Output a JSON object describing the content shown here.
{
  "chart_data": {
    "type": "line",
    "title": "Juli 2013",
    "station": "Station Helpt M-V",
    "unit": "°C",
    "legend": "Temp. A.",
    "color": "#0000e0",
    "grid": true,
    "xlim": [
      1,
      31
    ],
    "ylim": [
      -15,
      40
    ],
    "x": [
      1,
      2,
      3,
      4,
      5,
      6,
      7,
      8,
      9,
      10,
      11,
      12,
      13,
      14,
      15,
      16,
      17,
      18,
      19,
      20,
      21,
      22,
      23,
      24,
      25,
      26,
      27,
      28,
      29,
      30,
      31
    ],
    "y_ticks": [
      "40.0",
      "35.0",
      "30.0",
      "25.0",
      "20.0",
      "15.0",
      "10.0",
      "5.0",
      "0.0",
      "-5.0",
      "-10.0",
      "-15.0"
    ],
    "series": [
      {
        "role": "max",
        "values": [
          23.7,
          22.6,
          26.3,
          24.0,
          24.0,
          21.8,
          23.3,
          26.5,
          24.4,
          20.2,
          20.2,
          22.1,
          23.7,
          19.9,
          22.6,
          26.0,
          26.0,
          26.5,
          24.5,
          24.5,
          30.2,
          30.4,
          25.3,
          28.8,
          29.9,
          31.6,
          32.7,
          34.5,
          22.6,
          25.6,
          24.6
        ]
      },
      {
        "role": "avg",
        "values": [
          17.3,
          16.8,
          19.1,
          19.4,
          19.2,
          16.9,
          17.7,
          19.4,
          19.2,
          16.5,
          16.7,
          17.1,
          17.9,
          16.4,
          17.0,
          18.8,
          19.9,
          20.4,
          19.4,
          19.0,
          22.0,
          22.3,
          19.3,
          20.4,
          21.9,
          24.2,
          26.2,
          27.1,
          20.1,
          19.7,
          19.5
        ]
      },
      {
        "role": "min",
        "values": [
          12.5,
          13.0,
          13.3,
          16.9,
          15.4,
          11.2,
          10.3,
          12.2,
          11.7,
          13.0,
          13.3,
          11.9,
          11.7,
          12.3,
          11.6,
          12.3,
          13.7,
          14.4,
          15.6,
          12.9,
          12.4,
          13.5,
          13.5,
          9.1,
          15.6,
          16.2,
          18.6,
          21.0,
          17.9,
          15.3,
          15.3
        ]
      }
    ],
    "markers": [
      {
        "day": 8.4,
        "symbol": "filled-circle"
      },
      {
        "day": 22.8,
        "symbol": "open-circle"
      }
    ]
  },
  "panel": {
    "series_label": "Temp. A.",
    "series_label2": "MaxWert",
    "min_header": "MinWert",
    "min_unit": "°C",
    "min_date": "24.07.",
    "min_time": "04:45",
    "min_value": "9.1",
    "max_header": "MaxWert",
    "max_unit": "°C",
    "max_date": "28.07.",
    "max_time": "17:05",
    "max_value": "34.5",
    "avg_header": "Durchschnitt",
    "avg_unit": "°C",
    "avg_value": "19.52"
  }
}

════

WHAT TO WORK ON | Please reproduce the entire listing, exactly as shown.

WRITTEN SOLUTION |
Output a JSON object describing the content shown here.
{
  "chart_data": {
    "type": "line",
    "title": "Juli 2013",
    "station": "Station Helpt M-V",
    "unit": "°C",
    "legend": "Temp. A.",
    "color": "#0000e0",
    "grid": true,
    "xlim": [
      1,
      31
    ],
    "ylim": [
      -15,
      40
    ],
    "x": [
      1,
      2,
      3,
      4,
      5,
      6,
      7,
      8,
      9,
      10,
      11,
      12,
      13,
      14,
      15,
      16,
      17,
      18,
      19,
      20,
      21,
      22,
      23,
      24,
      25,
      26,
      27,
      28,
      29,
      30,
      31
    ],
    "y_ticks": [
      "40.0",
      "35.0",
      "30.0",
      "25.0",
      "20.0",
      "15.0",
      "10.0",
      "5.0",
      "0.0",
      "-5.0",
      "-10.0",
      "-15.0"
    ],
    "series": [
      {
        "role": "max",
        "values": [
          23.7,
          22.6,
          26.3,
          24.0,
          24.0,
          21.8,
          23.3,
          26.5,
          24.4,
          20.2,
          20.2,
          22.1,
          23.7,
          19.9,
          22.6,
          26.0,
          26.0,
          26.5,
          24.5,
          24.5,
          30.2,
          30.4,
          25.3,
          28.8,
          29.9,
          31.6,
          32.7,
          34.5,
          22.6,
          25.6,
          24.6
        ]
      },
      {
        "role": "avg",
        "values": [
          17.3,
          16.8,
          19.1,
          19.4,
          19.2,
          16.9,
          17.7,
          19.4,
          19.2,
          16.5,
          16.7,
          17.1,
          17.9,
          16.4,
          17.0,
          18.8,
          19.9,
          20.4,
          19.4,
          19.0,
          22.0,
          22.3,
          19.3,
          20.4,
          21.9,
          24.2,
          26.2,
          27.1,
          20.1,
          19.7,
          19.5
        ]
      },
      {
        "role": "min",
        "values": [
          12.5,
          13.0,
          13.3,
          16.9,
          15.4,
          11.2,
          10.3,
          12.2,
          11.7,
          13.0,
          13.3,
          11.9,
          11.7,
          12.3,
          11.6,
          12.3,
          13.7,
          14.4,
          15.6,
          12.9,
          12.4,
          13.5,
          13.5,
          9.1,
          15.6,
          16.2,
          18.6,
          21.0,
          17.9,
          15.3,
          15.3
        ]
      }
    ],
    "markers": [
      {
        "day": 8.4,
        "symbol": "filled-circle"
      },
      {
        "day": 22.8,
        "symbol": "open-circle"
      }
    ]
  },
  "panel": {
    "series_label": "Temp. A.",
    "series_label2": "MaxWert",
    "min_header": "MinWert",
    "min_unit": "°C",
    "min_date": "24.07.",
    "min_time": "04:45",
    "min_value": "9.1",
    "max_header": "MaxWert",
    "max_unit": "°C",
    "max_date": "28.07.",
    "max_time": "17:05",
    "max_value": "34.5",
    "avg_header": "Durchschnitt",
    "avg_unit": "°C",
    "avg_value": "19.52"
  }
}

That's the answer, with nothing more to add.